───── INPUT RECORDS
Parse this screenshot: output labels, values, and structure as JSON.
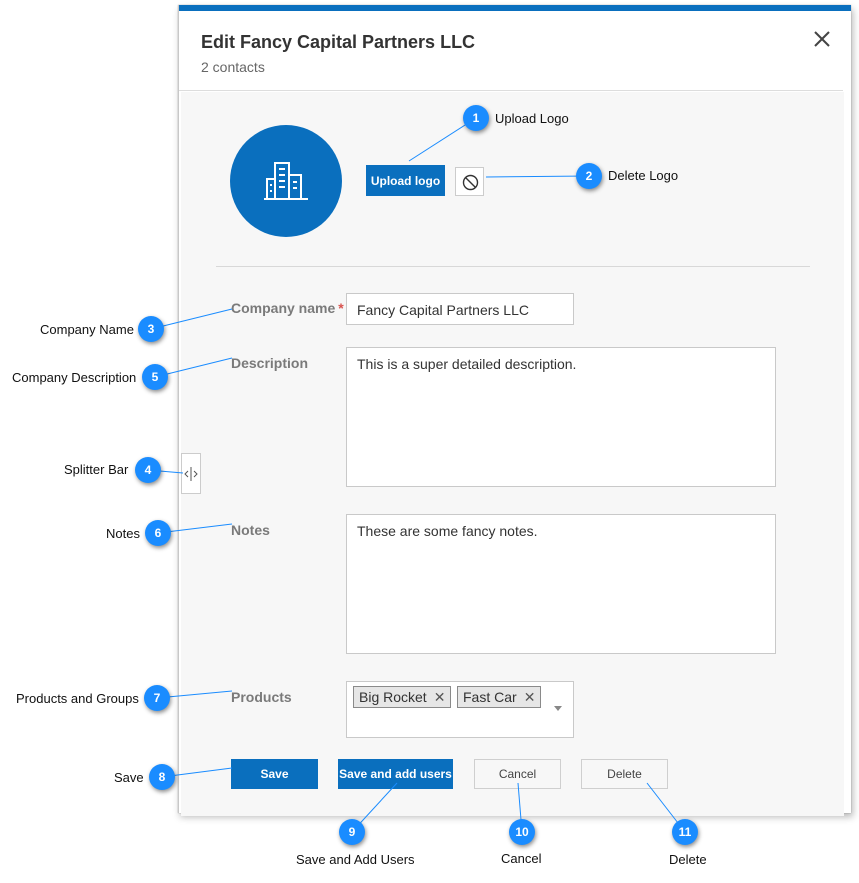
{
  "dialog": {
    "title": "Edit Fancy Capital Partners LLC",
    "subtitle": "2 contacts"
  },
  "logo": {
    "upload_label": "Upload logo",
    "icon": "building-icon",
    "delete_icon": "no-entry-icon"
  },
  "form": {
    "company_name_label": "Company name",
    "required_marker": "*",
    "company_name_value": "Fancy Capital Partners LLC",
    "description_label": "Description",
    "description_value": "This is a super detailed description.",
    "notes_label": "Notes",
    "notes_value": "These are some fancy notes.",
    "products_label": "Products",
    "products": [
      {
        "label": "Big Rocket",
        "remove": "✕"
      },
      {
        "label": "Fast Car",
        "remove": "✕"
      }
    ]
  },
  "actions": {
    "save": "Save",
    "save_add_users": "Save and add users",
    "cancel": "Cancel",
    "delete": "Delete"
  },
  "callouts": [
    {
      "num": "1",
      "text": "Upload Logo"
    },
    {
      "num": "2",
      "text": "Delete Logo"
    },
    {
      "num": "3",
      "text": "Company Name"
    },
    {
      "num": "4",
      "text": "Splitter Bar"
    },
    {
      "num": "5",
      "text": "Company Description"
    },
    {
      "num": "6",
      "text": "Notes"
    },
    {
      "num": "7",
      "text": "Products and Groups"
    },
    {
      "num": "8",
      "text": "Save"
    },
    {
      "num": "9",
      "text": "Save and Add Users"
    },
    {
      "num": "10",
      "text": "Cancel"
    },
    {
      "num": "11",
      "text": "Delete"
    }
  ],
  "colors": {
    "accent": "#0a6fbe",
    "callout_badge": "#1a8cff",
    "required": "#d9534f"
  }
}
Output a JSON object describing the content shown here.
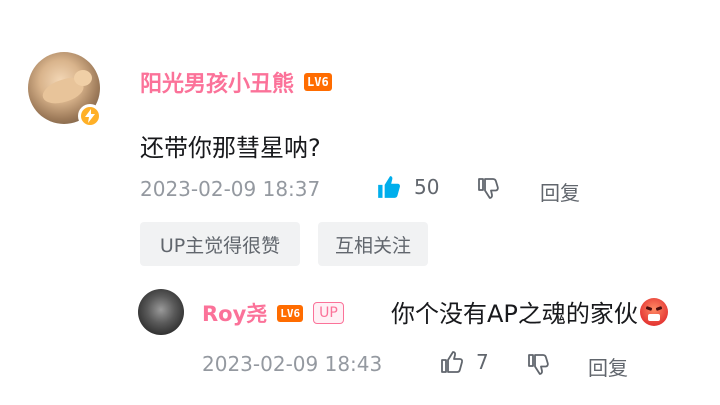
{
  "comment": {
    "user": {
      "name": "阳光男孩小丑熊",
      "level": "LV6",
      "badge_icon": "lightning-icon"
    },
    "text": "还带你那彗星呐?",
    "timestamp": "2023-02-09 18:37",
    "like_count": "50",
    "liked": true,
    "reply_label": "回复",
    "chips": [
      "UP主觉得很赞",
      "互相关注"
    ]
  },
  "reply": {
    "user": {
      "name": "Roy尧",
      "level": "LV6",
      "up_badge": "UP"
    },
    "text": "你个没有AP之魂的家伙",
    "emoji": "angry-face-emoji",
    "timestamp": "2023-02-09 18:43",
    "like_count": "7",
    "reply_label": "回复"
  },
  "colors": {
    "username": "#fb7299",
    "level": "#ff6c00",
    "liked": "#00aeec",
    "meta": "#9499a0",
    "chip_bg": "#f1f2f3"
  }
}
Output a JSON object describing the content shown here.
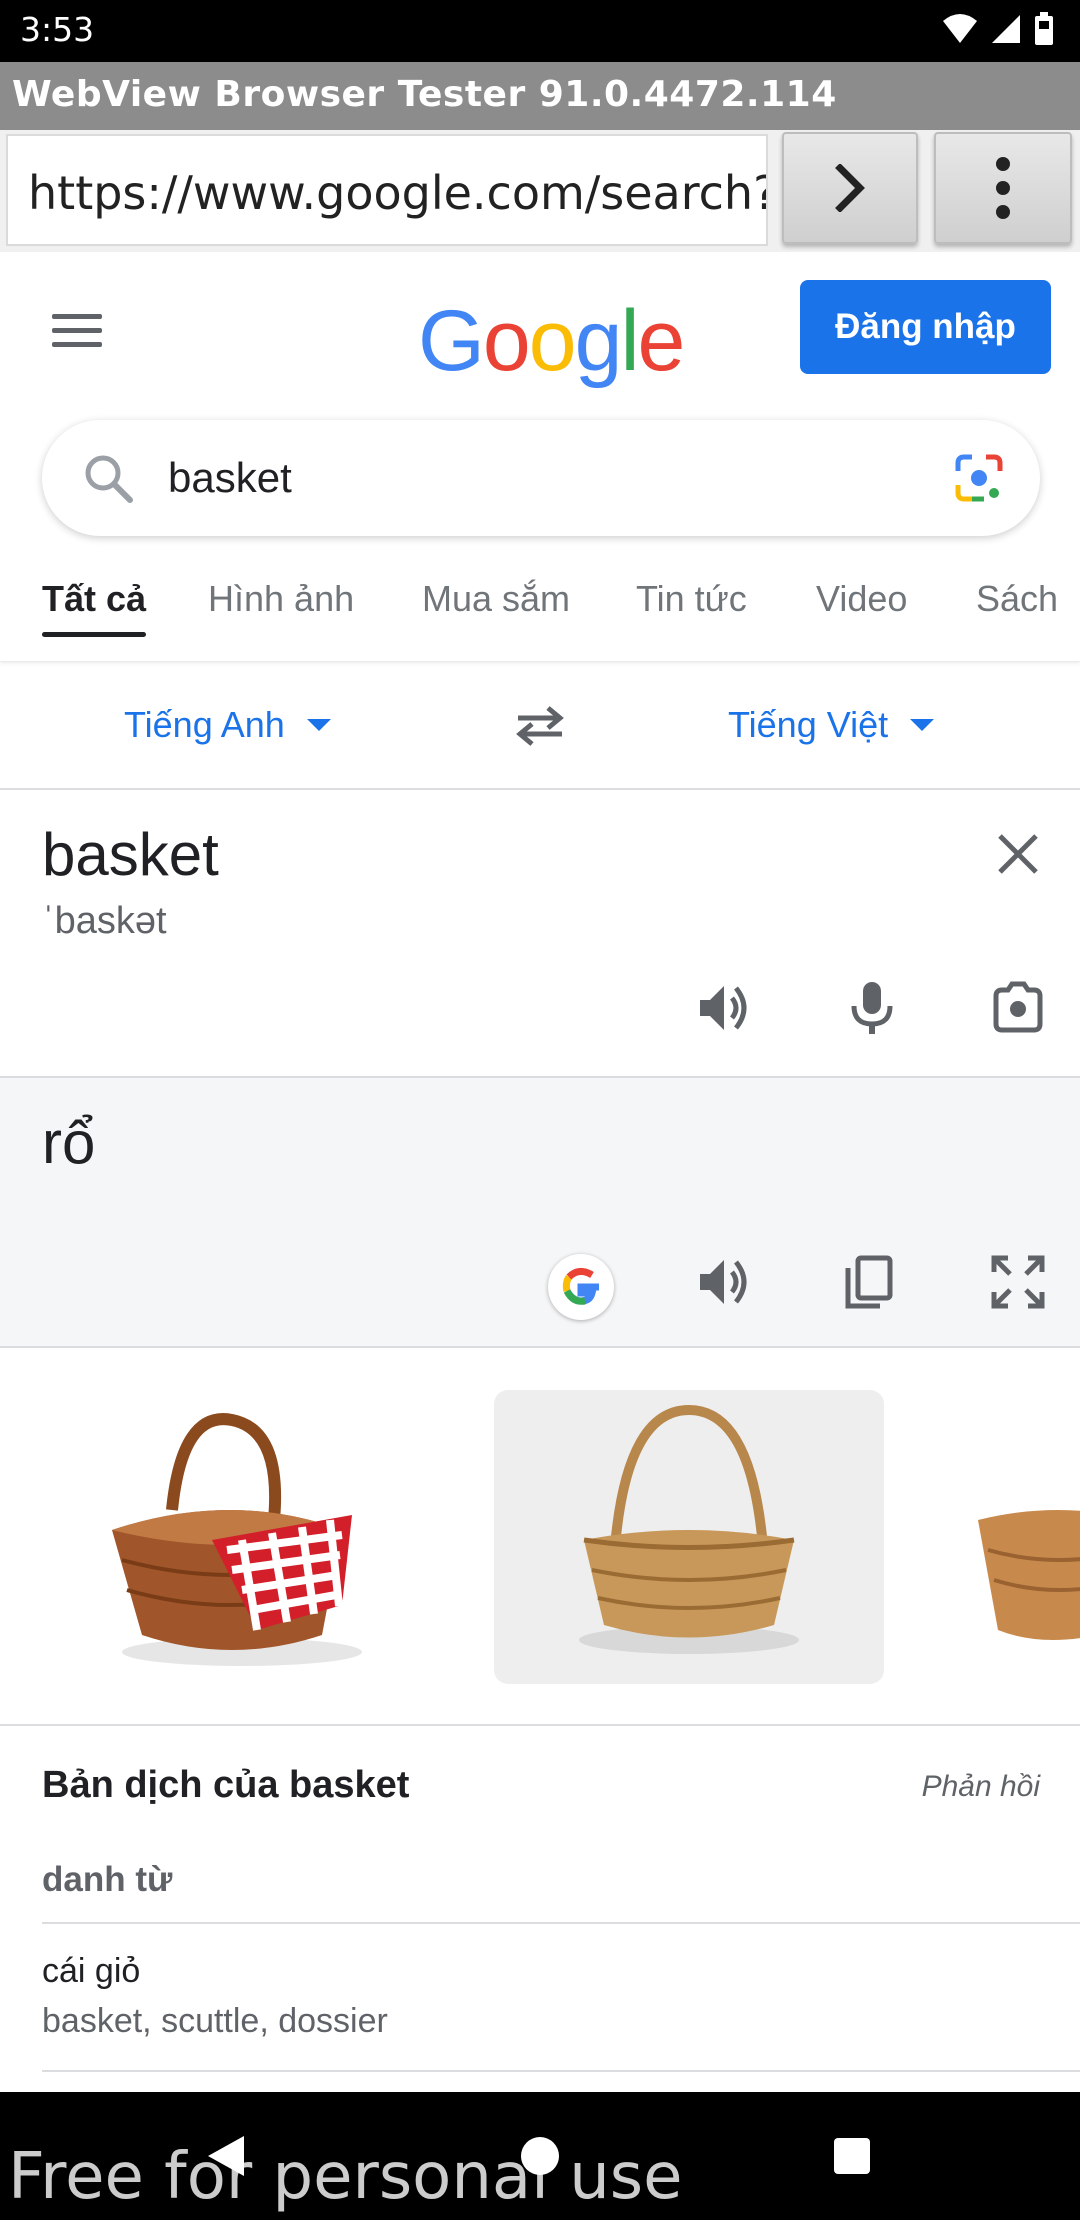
{
  "status_bar": {
    "time": "3:53"
  },
  "app": {
    "title": "WebView Browser Tester 91.0.4472.114"
  },
  "browser": {
    "url": "https://www.google.com/search?q"
  },
  "google": {
    "logo": [
      "G",
      "o",
      "o",
      "g",
      "l",
      "e"
    ],
    "logo_colors": [
      "#4285F4",
      "#EA4335",
      "#FBBC05",
      "#4285F4",
      "#34A853",
      "#EA4335"
    ],
    "signin_label": "Đăng nhập",
    "query": "basket"
  },
  "tabs": [
    {
      "label": "Tất cả",
      "active": true
    },
    {
      "label": "Hình ảnh"
    },
    {
      "label": "Mua sắm"
    },
    {
      "label": "Tin tức"
    },
    {
      "label": "Video"
    },
    {
      "label": "Sách"
    }
  ],
  "translate": {
    "source_lang": "Tiếng Anh",
    "target_lang": "Tiếng Việt",
    "source_word": "basket",
    "phonetic": "ˈbaskət",
    "translation": "rổ"
  },
  "dictionary": {
    "title": "Bản dịch của basket",
    "feedback": "Phản hồi",
    "part_of_speech": "danh từ",
    "entries": [
      {
        "word": "cái giỏ",
        "synonyms": "basket, scuttle, dossier"
      }
    ]
  },
  "watermark": "Free for personal use",
  "colors": {
    "accent": "#1a73e8",
    "sign_in_bg": "#1a73e8",
    "target_bg": "#f5f6f7"
  },
  "icons": [
    "wifi-icon",
    "signal-icon",
    "battery-icon",
    "forward-arrow-icon",
    "overflow-menu-icon",
    "hamburger-menu-icon",
    "search-icon",
    "google-lens-icon",
    "swap-languages-icon",
    "clear-icon",
    "speaker-icon",
    "microphone-icon",
    "camera-icon",
    "google-g-icon",
    "copy-icon",
    "fullscreen-icon",
    "back-nav-icon",
    "home-nav-icon",
    "recents-nav-icon"
  ]
}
──────────
Without the pictures, repeat all the records word for word.

* [FINAL RESULT]:
Parse this screenshot: output labels, values, and structure as JSON.
{
  "dialog": {
    "title": "Edit Fancy Capital Partners LLC",
    "subtitle": "2 contacts"
  },
  "logo": {
    "upload_label": "Upload logo",
    "icon": "building-icon",
    "delete_icon": "no-entry-icon"
  },
  "form": {
    "company_name_label": "Company name",
    "required_marker": "*",
    "company_name_value": "Fancy Capital Partners LLC",
    "description_label": "Description",
    "description_value": "This is a super detailed description.",
    "notes_label": "Notes",
    "notes_value": "These are some fancy notes.",
    "products_label": "Products",
    "products": [
      {
        "label": "Big Rocket",
        "remove": "✕"
      },
      {
        "label": "Fast Car",
        "remove": "✕"
      }
    ]
  },
  "actions": {
    "save": "Save",
    "save_add_users": "Save and add users",
    "cancel": "Cancel",
    "delete": "Delete"
  },
  "callouts": [
    {
      "num": "1",
      "text": "Upload Logo"
    },
    {
      "num": "2",
      "text": "Delete Logo"
    },
    {
      "num": "3",
      "text": "Company Name"
    },
    {
      "num": "4",
      "text": "Splitter Bar"
    },
    {
      "num": "5",
      "text": "Company Description"
    },
    {
      "num": "6",
      "text": "Notes"
    },
    {
      "num": "7",
      "text": "Products and Groups"
    },
    {
      "num": "8",
      "text": "Save"
    },
    {
      "num": "9",
      "text": "Save and Add Users"
    },
    {
      "num": "10",
      "text": "Cancel"
    },
    {
      "num": "11",
      "text": "Delete"
    }
  ],
  "colors": {
    "accent": "#0a6fbe",
    "callout_badge": "#1a8cff",
    "required": "#d9534f"
  }
}
Output a JSON object describing the content shown here.
{
  "comment": {
    "user": {
      "name": "阳光男孩小丑熊",
      "level": "LV6",
      "badge_icon": "lightning-icon"
    },
    "text": "还带你那彗星呐?",
    "timestamp": "2023-02-09 18:37",
    "like_count": "50",
    "liked": true,
    "reply_label": "回复",
    "chips": [
      "UP主觉得很赞",
      "互相关注"
    ]
  },
  "reply": {
    "user": {
      "name": "Roy尧",
      "level": "LV6",
      "up_badge": "UP"
    },
    "text": "你个没有AP之魂的家伙",
    "emoji": "angry-face-emoji",
    "timestamp": "2023-02-09 18:43",
    "like_count": "7",
    "reply_label": "回复"
  },
  "colors": {
    "username": "#fb7299",
    "level": "#ff6c00",
    "liked": "#00aeec",
    "meta": "#9499a0",
    "chip_bg": "#f1f2f3"
  }
}
Output a JSON object describing the content shown here.
{
  "status_bar": {
    "time": "3:53"
  },
  "app": {
    "title": "WebView Browser Tester 91.0.4472.114"
  },
  "browser": {
    "url": "https://www.google.com/search?q"
  },
  "google": {
    "logo": [
      "G",
      "o",
      "o",
      "g",
      "l",
      "e"
    ],
    "logo_colors": [
      "#4285F4",
      "#EA4335",
      "#FBBC05",
      "#4285F4",
      "#34A853",
      "#EA4335"
    ],
    "signin_label": "Đăng nhập",
    "query": "basket"
  },
  "tabs": [
    {
      "label": "Tất cả",
      "active": true
    },
    {
      "label": "Hình ảnh"
    },
    {
      "label": "Mua sắm"
    },
    {
      "label": "Tin tức"
    },
    {
      "label": "Video"
    },
    {
      "label": "Sách"
    }
  ],
  "translate": {
    "source_lang": "Tiếng Anh",
    "target_lang": "Tiếng Việt",
    "source_word": "basket",
    "phonetic": "ˈbaskət",
    "translation": "rổ"
  },
  "dictionary": {
    "title": "Bản dịch của basket",
    "feedback": "Phản hồi",
    "part_of_speech": "danh từ",
    "entries": [
      {
        "word": "cái giỏ",
        "synonyms": "basket, scuttle, dossier"
      }
    ]
  },
  "watermark": "Free for personal use",
  "colors": {
    "accent": "#1a73e8",
    "sign_in_bg": "#1a73e8",
    "target_bg": "#f5f6f7"
  },
  "icons": [
    "wifi-icon",
    "signal-icon",
    "battery-icon",
    "forward-arrow-icon",
    "overflow-menu-icon",
    "hamburger-menu-icon",
    "search-icon",
    "google-lens-icon",
    "swap-languages-icon",
    "clear-icon",
    "speaker-icon",
    "microphone-icon",
    "camera-icon",
    "google-g-icon",
    "copy-icon",
    "fullscreen-icon",
    "back-nav-icon",
    "home-nav-icon",
    "recents-nav-icon"
  ]
}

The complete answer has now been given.